Problem details:
Pull every line holding the word "djupfrysta" from the data below and copy it.

Document page entries with text:
•••••
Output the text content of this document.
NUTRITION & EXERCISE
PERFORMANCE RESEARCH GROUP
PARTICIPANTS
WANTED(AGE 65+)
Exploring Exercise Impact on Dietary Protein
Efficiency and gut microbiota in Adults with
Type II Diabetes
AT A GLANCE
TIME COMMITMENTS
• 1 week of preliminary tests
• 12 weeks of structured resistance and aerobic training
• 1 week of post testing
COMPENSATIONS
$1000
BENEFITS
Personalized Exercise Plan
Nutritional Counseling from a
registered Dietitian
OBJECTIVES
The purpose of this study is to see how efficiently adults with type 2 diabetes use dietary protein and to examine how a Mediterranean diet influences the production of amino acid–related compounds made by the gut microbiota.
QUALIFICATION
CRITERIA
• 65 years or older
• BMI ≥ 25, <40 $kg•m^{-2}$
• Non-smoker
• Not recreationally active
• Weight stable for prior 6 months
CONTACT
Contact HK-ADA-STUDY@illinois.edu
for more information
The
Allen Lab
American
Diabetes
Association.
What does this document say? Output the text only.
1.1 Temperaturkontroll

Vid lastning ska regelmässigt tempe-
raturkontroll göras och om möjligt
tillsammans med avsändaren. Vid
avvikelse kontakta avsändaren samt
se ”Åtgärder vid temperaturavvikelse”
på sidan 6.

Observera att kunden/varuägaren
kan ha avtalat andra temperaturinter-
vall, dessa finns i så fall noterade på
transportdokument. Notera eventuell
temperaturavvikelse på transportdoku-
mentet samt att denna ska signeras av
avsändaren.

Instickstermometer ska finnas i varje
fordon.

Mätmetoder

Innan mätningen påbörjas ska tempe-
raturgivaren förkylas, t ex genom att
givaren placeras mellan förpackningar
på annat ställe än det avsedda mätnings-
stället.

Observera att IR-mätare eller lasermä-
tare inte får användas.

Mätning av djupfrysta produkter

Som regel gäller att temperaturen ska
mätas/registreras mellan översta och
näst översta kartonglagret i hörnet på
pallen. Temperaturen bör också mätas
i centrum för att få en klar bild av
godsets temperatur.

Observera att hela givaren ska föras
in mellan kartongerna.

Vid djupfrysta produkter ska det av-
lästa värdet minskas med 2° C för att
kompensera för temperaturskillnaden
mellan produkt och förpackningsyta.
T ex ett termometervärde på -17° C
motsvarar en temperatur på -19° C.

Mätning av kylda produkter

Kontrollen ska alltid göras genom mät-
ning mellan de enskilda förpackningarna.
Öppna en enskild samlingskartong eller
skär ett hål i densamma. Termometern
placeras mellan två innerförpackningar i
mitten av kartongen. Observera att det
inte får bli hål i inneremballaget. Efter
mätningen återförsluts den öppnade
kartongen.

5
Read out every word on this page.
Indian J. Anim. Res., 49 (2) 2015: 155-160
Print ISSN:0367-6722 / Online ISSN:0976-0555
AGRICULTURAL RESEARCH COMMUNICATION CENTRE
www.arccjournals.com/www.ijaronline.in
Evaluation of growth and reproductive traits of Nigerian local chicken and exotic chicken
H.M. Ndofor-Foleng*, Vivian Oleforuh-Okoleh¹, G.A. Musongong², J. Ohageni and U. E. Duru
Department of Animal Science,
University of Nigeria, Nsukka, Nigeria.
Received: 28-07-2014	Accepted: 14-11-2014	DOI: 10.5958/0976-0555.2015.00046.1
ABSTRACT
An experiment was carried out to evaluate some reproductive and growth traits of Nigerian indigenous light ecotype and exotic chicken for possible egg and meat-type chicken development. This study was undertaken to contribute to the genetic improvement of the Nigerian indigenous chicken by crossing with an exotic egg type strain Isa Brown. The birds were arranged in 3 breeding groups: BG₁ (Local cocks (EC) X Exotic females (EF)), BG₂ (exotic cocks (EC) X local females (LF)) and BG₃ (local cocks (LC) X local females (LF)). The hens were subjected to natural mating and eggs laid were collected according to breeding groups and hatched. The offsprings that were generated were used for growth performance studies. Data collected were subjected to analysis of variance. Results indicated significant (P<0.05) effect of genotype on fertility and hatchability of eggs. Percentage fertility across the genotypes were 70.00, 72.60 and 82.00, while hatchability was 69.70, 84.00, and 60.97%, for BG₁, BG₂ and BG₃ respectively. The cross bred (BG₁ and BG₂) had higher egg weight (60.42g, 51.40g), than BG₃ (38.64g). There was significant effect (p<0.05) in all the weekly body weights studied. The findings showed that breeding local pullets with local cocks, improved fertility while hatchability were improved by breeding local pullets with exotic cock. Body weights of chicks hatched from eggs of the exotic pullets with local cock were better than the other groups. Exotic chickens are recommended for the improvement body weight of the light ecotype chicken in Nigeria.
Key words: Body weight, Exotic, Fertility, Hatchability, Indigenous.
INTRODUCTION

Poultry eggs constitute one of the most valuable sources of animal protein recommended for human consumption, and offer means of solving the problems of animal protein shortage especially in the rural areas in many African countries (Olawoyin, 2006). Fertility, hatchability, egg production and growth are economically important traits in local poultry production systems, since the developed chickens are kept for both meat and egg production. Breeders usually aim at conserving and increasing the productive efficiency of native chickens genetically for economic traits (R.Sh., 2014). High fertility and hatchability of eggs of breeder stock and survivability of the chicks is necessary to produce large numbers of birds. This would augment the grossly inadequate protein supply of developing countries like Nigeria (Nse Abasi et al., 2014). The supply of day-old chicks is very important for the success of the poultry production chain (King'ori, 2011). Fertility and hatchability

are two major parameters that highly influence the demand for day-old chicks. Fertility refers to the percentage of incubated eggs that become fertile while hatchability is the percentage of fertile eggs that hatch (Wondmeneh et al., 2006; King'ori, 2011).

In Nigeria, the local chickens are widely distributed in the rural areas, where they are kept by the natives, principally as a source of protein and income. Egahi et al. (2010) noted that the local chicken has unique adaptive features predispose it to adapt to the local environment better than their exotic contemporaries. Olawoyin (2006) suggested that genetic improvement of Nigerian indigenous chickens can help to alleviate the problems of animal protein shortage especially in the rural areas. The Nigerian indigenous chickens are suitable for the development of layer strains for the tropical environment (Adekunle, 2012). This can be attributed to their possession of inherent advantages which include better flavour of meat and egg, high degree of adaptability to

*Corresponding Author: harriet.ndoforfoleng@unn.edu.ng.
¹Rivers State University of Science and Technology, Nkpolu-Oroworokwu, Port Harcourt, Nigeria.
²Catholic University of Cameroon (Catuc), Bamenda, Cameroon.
•••••
Task answer:
Mätning av djupfrysta produkter
Vid djupfrysta produkter ska det av-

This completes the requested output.